# WORK INSTRUCTIONS
Repeat, exactly and alone, every line from the line that contains "Transcribe the text in this document." to the end of the entries.

# INPUT FOR THIS TASK
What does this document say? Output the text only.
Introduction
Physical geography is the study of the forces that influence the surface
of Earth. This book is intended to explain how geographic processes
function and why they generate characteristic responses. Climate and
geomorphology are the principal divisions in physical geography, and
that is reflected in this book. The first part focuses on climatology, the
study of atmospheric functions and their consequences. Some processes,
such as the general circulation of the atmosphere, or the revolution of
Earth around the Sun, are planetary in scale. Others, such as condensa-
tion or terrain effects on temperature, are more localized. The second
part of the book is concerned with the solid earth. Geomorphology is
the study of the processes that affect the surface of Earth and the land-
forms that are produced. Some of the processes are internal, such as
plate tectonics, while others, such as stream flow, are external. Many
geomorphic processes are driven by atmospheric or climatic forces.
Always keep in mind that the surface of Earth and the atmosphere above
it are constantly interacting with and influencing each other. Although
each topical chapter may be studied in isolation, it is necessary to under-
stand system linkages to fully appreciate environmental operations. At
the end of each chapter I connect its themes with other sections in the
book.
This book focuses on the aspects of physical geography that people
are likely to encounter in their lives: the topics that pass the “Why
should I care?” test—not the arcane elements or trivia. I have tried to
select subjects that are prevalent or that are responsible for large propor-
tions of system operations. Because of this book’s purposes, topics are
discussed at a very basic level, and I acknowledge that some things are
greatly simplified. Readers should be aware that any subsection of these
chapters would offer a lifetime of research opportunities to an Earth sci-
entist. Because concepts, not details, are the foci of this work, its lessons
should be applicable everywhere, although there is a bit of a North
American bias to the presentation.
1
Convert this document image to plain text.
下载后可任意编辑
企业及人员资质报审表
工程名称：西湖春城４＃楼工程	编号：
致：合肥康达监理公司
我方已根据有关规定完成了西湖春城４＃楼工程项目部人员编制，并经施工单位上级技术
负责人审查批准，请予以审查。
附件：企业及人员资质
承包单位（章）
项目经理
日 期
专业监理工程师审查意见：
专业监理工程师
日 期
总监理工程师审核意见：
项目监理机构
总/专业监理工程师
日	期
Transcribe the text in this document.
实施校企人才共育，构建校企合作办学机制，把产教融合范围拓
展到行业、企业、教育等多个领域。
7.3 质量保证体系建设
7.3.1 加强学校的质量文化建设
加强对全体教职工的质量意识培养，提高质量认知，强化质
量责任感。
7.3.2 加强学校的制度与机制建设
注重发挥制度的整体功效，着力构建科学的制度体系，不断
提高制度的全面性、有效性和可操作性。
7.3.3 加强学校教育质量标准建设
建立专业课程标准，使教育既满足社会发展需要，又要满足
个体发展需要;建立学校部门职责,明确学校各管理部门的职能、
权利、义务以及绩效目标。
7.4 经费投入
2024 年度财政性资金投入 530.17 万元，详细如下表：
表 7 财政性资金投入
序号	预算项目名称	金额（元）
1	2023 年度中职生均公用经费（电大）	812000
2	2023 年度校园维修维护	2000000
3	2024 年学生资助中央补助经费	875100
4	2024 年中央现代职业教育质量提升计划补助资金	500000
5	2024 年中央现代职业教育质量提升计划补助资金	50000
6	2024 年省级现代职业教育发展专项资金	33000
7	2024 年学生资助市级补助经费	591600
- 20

# FINISHED EXERCISE
Transcribe the text in this document.
实施校企人才共育，构建校企合作办学机制，把产教融合范围拓
展到行业、企业、教育等多个领域。
7.3 质量保证体系建设
7.3.1 加强学校的质量文化建设
加强对全体教职工的质量意识培养，提高质量认知，强化质
量责任感。
7.3.2 加强学校的制度与机制建设
注重发挥制度的整体功效，着力构建科学的制度体系，不断
提高制度的全面性、有效性和可操作性。
7.3.3 加强学校教育质量标准建设
建立专业课程标准，使教育既满足社会发展需要，又要满足
个体发展需要;建立学校部门职责,明确学校各管理部门的职能、
权利、义务以及绩效目标。
7.4 经费投入
2024 年度财政性资金投入 530.17 万元，详细如下表：
表 7 财政性资金投入
序号	预算项目名称	金额（元）
1	2023 年度中职生均公用经费（电大）	812000
2	2023 年度校园维修维护	2000000
3	2024 年学生资助中央补助经费	875100
4	2024 年中央现代职业教育质量提升计划补助资金	500000
5	2024 年中央现代职业教育质量提升计划补助资金	50000
6	2024 年省级现代职业教育发展专项资金	33000
7	2024 年学生资助市级补助经费	591600
- 20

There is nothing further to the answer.